_Data shown_
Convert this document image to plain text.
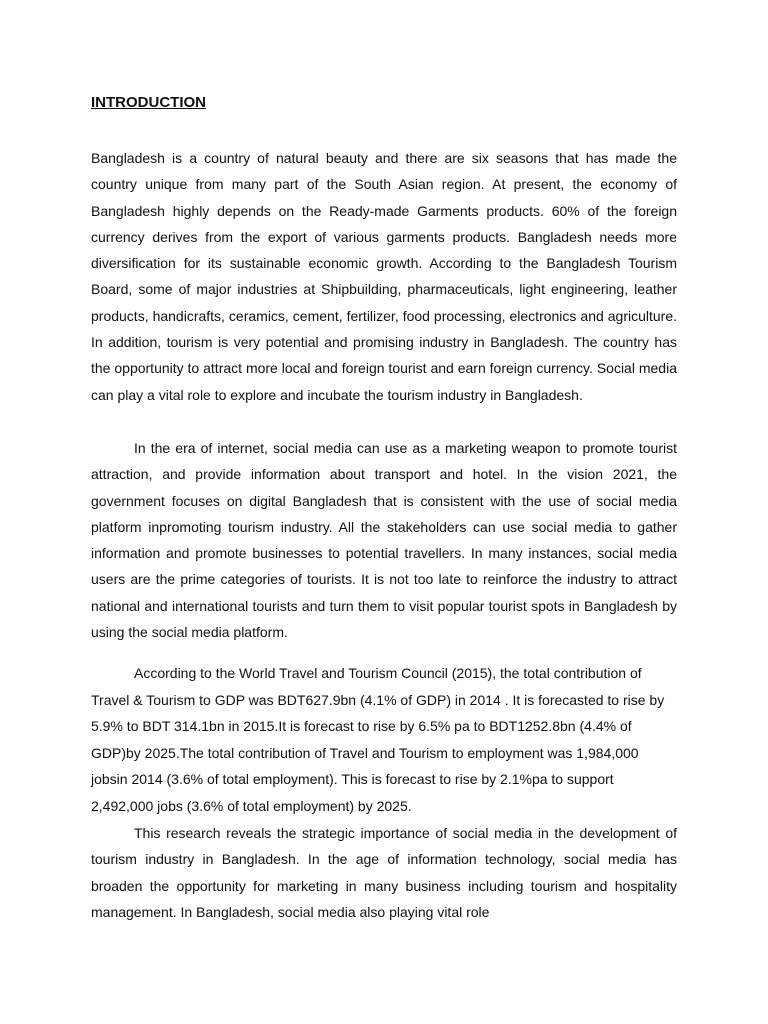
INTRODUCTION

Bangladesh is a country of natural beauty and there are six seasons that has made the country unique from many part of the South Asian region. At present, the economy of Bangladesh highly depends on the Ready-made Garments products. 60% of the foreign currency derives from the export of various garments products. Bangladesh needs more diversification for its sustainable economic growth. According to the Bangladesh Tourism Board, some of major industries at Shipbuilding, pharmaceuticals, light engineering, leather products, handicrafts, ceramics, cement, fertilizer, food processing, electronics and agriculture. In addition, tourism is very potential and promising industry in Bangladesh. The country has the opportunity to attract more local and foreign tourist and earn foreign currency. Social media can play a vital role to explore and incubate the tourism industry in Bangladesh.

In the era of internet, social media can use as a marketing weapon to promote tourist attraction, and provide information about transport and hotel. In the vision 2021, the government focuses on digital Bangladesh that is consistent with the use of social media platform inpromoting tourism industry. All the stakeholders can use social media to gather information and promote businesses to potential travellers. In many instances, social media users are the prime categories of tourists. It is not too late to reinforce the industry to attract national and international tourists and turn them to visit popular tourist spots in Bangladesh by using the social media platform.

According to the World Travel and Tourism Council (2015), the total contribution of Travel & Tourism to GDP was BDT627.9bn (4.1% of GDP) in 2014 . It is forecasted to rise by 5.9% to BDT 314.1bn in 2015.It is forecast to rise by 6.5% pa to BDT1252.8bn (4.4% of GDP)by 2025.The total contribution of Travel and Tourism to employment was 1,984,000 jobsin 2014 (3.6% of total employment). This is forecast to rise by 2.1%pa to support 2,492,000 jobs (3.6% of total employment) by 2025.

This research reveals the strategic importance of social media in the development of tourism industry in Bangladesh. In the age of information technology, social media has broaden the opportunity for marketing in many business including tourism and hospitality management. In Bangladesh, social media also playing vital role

* * *

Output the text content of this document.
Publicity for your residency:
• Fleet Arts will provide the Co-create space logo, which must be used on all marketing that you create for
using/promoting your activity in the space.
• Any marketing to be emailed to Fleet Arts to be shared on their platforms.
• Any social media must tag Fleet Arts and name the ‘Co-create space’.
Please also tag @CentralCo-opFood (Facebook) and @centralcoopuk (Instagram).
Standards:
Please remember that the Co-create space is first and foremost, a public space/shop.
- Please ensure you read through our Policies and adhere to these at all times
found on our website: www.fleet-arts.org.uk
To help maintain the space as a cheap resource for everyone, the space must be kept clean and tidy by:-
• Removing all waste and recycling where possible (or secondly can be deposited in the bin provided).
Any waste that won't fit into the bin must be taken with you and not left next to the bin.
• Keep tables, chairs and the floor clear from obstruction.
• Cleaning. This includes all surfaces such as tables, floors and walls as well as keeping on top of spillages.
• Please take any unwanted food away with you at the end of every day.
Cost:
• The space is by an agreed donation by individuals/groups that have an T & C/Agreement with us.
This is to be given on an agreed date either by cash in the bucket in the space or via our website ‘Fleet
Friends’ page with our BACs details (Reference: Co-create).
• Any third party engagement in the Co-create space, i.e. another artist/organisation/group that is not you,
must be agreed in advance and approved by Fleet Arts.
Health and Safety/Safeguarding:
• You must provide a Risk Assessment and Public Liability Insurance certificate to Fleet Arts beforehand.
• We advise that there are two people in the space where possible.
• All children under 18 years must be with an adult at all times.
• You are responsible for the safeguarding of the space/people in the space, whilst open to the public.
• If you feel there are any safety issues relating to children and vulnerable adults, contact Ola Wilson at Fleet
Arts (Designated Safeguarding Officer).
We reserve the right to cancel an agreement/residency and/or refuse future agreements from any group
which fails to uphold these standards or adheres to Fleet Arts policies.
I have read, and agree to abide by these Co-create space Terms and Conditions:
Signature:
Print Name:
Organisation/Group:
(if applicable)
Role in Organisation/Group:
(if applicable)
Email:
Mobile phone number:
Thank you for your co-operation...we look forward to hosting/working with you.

==

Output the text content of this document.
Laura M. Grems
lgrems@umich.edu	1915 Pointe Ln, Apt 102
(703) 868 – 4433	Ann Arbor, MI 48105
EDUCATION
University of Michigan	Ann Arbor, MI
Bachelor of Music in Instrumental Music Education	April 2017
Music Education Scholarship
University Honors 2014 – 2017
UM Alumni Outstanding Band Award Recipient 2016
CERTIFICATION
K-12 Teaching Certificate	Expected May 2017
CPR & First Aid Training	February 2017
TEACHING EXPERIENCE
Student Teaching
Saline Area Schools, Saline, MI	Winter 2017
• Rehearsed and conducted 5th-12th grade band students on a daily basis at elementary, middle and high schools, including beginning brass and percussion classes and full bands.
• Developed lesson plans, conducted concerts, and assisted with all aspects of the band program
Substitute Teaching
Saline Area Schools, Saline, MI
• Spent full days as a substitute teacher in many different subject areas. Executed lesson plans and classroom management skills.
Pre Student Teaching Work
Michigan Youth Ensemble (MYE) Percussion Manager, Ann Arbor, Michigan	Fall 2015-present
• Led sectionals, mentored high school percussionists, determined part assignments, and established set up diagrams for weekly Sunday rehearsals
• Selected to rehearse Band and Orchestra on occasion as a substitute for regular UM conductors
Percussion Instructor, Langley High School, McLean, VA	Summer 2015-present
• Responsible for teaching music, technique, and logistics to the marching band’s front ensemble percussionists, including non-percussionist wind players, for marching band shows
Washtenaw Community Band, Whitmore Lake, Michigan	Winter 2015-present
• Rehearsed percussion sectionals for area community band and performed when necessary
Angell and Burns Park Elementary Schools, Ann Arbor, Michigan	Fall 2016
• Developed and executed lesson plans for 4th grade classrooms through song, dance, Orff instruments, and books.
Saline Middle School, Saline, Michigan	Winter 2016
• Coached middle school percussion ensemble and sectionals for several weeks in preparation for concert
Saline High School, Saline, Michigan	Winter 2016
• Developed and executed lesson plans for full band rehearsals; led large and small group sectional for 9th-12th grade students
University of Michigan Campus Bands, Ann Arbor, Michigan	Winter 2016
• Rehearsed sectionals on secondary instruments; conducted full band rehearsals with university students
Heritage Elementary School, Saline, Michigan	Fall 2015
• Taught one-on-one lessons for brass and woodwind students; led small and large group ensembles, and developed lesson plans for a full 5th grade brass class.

_Task prompt_
Tally the lines in the entries above that hold the word "agreed". Reply with nothing but that count.

_Reply_
3